[Saved entries]

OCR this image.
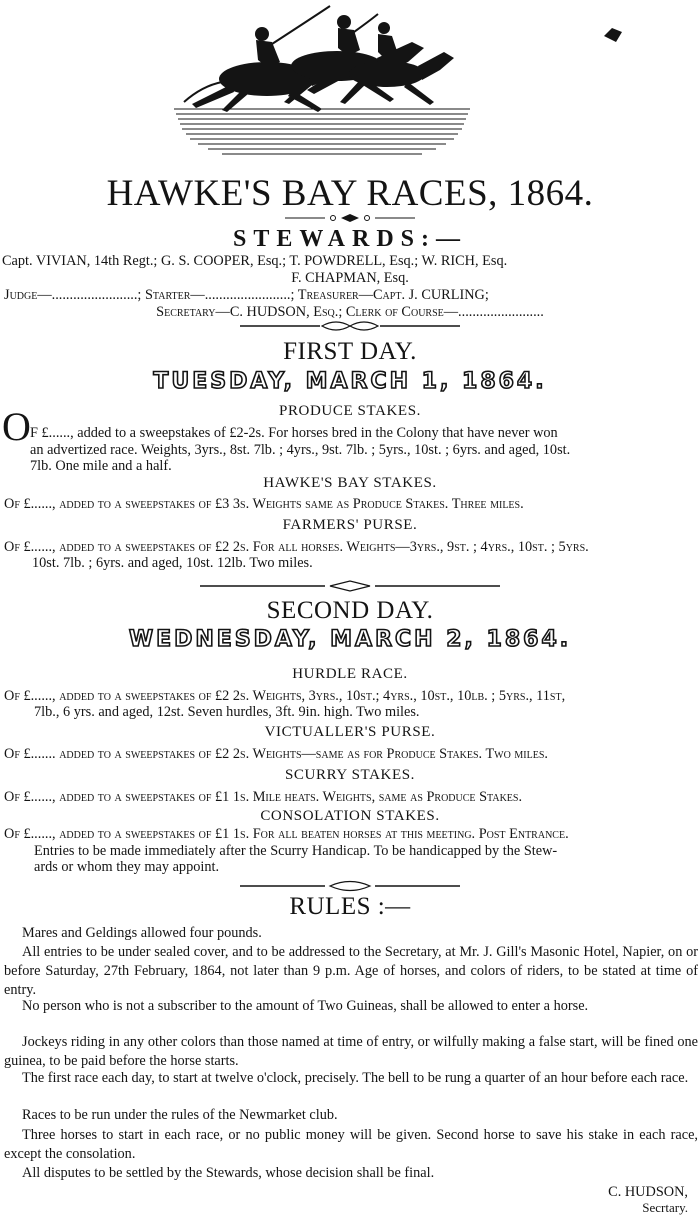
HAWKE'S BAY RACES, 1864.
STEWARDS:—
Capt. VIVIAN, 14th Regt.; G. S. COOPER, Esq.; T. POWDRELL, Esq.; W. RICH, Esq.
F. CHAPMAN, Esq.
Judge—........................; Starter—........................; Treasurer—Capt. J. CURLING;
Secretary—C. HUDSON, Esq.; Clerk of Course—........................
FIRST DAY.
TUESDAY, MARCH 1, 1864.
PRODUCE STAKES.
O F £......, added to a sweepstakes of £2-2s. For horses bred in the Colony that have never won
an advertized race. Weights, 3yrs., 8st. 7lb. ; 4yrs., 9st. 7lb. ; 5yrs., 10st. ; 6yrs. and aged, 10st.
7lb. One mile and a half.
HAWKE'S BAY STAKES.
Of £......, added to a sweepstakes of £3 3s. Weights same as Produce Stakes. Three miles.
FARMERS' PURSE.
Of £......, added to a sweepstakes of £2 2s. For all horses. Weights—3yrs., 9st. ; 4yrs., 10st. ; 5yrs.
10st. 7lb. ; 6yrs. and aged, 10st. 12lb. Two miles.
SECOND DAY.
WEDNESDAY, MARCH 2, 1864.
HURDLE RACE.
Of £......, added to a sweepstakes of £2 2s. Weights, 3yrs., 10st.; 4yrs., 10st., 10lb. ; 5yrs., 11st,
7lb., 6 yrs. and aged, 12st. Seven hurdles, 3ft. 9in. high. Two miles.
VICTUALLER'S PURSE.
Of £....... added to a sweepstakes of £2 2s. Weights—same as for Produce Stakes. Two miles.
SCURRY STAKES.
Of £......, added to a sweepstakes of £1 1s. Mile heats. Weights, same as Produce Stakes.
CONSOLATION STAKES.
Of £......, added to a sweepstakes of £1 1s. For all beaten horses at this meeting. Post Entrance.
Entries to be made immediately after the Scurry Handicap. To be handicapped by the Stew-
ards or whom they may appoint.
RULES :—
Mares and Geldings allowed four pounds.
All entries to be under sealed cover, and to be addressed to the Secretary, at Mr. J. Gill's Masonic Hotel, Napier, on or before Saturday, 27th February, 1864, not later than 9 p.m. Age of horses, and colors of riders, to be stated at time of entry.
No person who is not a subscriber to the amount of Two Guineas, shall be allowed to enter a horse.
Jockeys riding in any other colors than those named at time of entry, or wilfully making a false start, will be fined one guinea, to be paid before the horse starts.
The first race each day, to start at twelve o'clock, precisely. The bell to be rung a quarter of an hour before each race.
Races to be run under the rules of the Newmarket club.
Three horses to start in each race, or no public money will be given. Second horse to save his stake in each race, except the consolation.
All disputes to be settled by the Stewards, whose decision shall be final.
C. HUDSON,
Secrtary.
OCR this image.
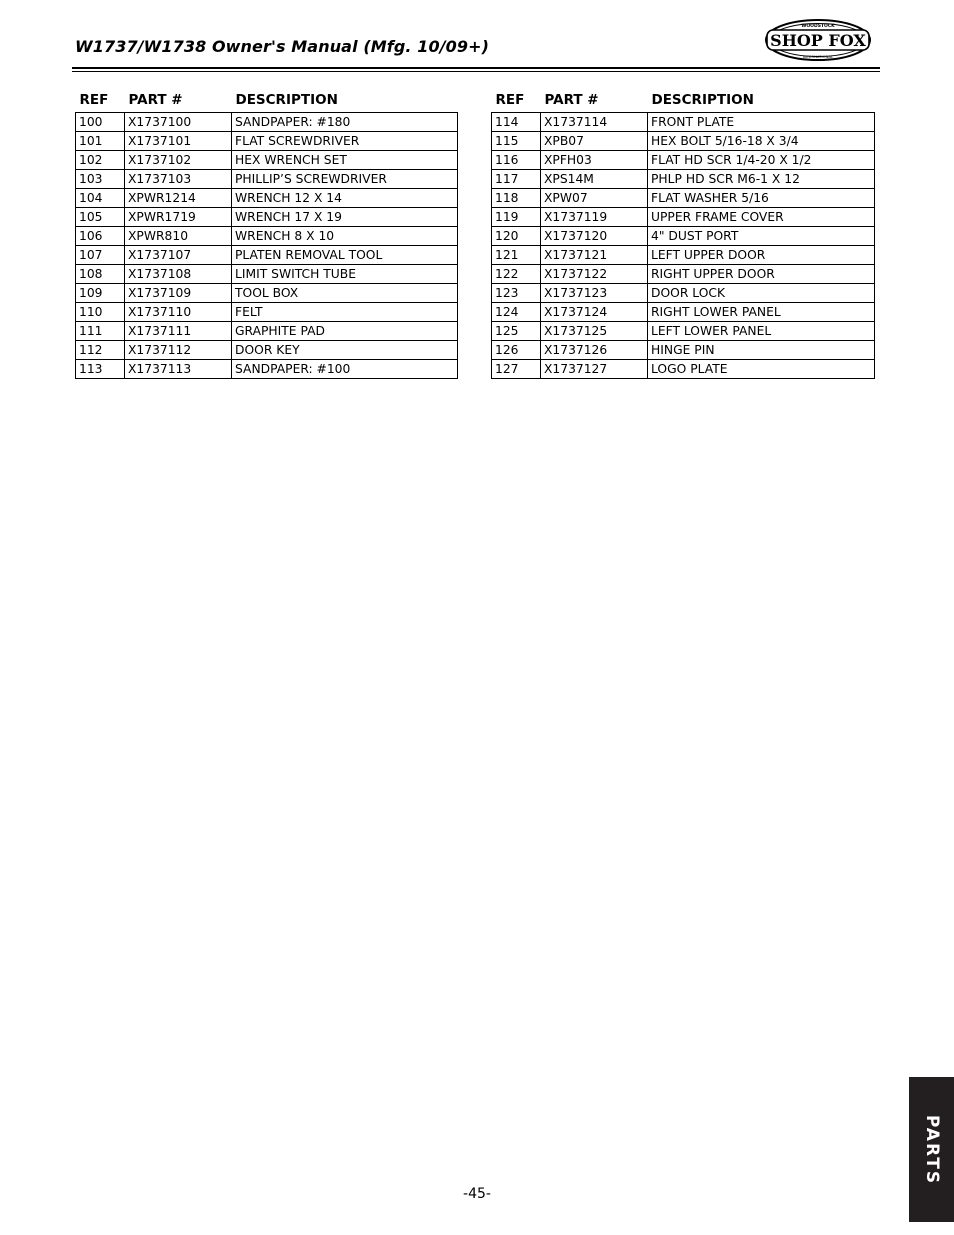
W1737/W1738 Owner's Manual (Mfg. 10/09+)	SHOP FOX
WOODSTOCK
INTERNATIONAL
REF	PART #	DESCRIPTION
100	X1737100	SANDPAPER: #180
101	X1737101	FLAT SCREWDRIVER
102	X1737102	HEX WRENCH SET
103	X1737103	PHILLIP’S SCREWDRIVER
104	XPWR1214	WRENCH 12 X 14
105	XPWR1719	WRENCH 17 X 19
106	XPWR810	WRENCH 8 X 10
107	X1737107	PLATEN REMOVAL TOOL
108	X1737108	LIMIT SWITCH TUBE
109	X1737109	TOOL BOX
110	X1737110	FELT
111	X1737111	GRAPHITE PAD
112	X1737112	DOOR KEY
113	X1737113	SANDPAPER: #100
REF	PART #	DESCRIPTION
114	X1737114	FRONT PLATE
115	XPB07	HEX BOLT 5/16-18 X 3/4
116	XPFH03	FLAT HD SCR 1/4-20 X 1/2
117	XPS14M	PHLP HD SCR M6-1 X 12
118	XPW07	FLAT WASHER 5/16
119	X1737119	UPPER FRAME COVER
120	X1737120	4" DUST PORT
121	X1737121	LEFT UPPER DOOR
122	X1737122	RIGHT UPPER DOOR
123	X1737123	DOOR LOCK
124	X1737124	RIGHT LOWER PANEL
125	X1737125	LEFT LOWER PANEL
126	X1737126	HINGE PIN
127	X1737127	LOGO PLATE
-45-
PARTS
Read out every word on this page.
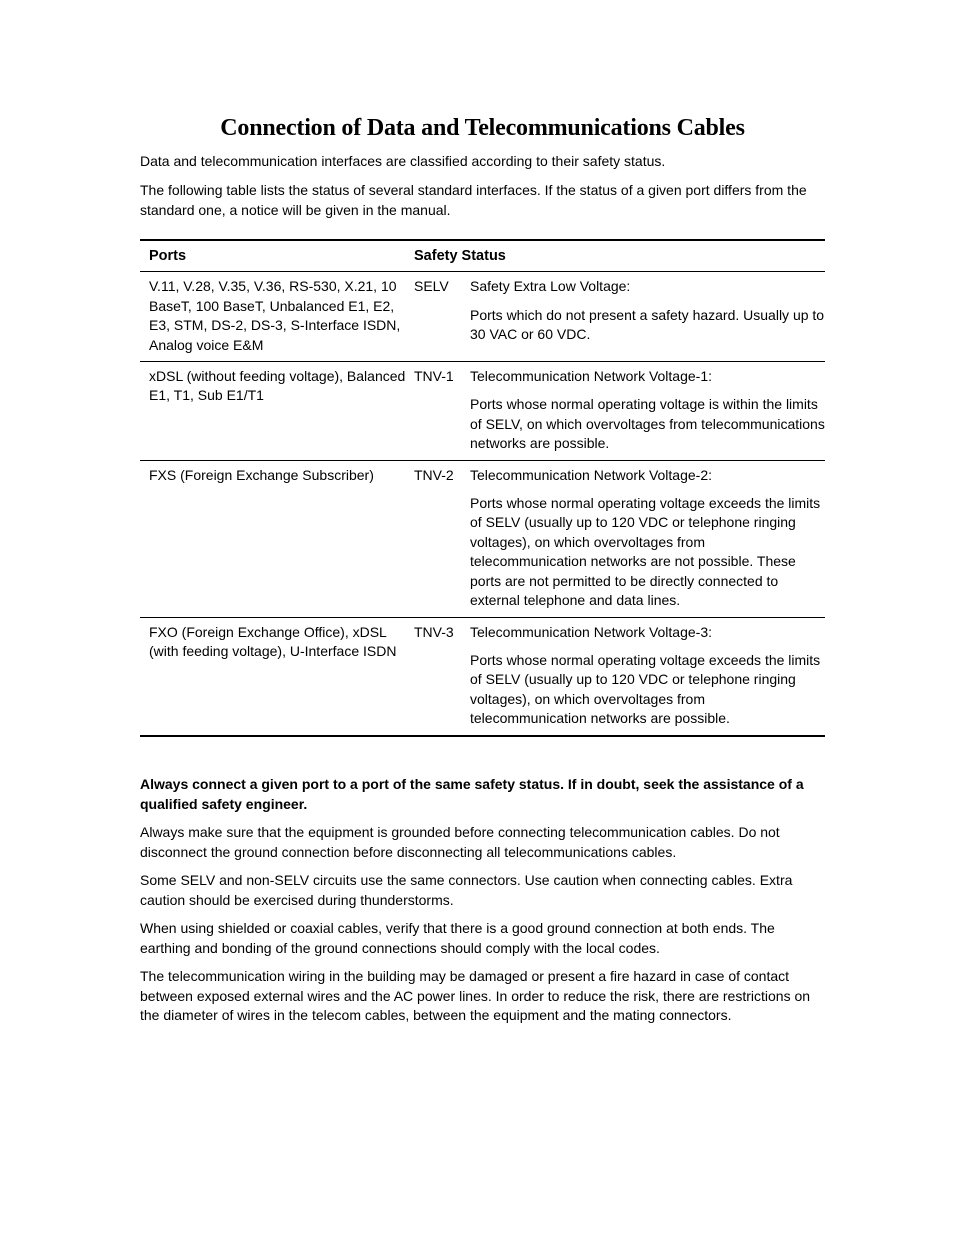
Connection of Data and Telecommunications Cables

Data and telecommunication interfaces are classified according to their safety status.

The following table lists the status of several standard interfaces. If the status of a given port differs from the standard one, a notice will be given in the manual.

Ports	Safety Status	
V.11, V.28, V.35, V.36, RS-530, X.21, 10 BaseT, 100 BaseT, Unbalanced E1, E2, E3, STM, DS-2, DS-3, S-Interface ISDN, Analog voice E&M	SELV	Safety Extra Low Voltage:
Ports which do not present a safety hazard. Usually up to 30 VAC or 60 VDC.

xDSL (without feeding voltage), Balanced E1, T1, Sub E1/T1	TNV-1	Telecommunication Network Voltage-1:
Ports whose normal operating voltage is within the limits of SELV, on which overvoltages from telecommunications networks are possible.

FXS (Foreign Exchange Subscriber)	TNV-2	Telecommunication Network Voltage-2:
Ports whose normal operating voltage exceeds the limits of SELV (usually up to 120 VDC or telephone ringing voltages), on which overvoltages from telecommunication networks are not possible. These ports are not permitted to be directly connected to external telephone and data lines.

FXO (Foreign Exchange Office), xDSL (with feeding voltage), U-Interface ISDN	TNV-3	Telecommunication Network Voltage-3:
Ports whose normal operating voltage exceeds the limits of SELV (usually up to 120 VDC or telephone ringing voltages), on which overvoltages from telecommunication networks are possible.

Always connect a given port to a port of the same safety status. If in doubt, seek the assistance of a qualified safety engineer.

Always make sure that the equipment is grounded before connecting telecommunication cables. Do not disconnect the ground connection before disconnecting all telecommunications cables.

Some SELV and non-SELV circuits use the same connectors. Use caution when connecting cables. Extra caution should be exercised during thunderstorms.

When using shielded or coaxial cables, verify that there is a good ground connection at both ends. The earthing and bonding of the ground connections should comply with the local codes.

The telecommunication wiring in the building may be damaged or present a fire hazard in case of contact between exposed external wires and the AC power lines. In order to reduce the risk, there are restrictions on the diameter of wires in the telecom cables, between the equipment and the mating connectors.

> _Given instruction_
Wherever the word "Weights" occurs in a line of the listing, copy that line.

> _The completed task_
an advertized race. Weights, 3yrs., 8st. 7lb. ; 4yrs., 9st. 7lb. ; 5yrs., 10st. ; 6yrs. and aged, 10st.
Of £......, added to a sweepstakes of £3 3s. Weights same as Produce Stakes. Three miles.
Of £......, added to a sweepstakes of £2 2s. For all horses. Weights—3yrs., 9st. ; 4yrs., 10st. ; 5yrs.
Of £......, added to a sweepstakes of £2 2s. Weights, 3yrs., 10st.; 4yrs., 10st., 10lb. ; 5yrs., 11st,
Of £....... added to a sweepstakes of £2 2s. Weights—same as for Produce Stakes. Two miles.
Of £......, added to a sweepstakes of £1 1s. Mile heats. Weights, same as Produce Stakes.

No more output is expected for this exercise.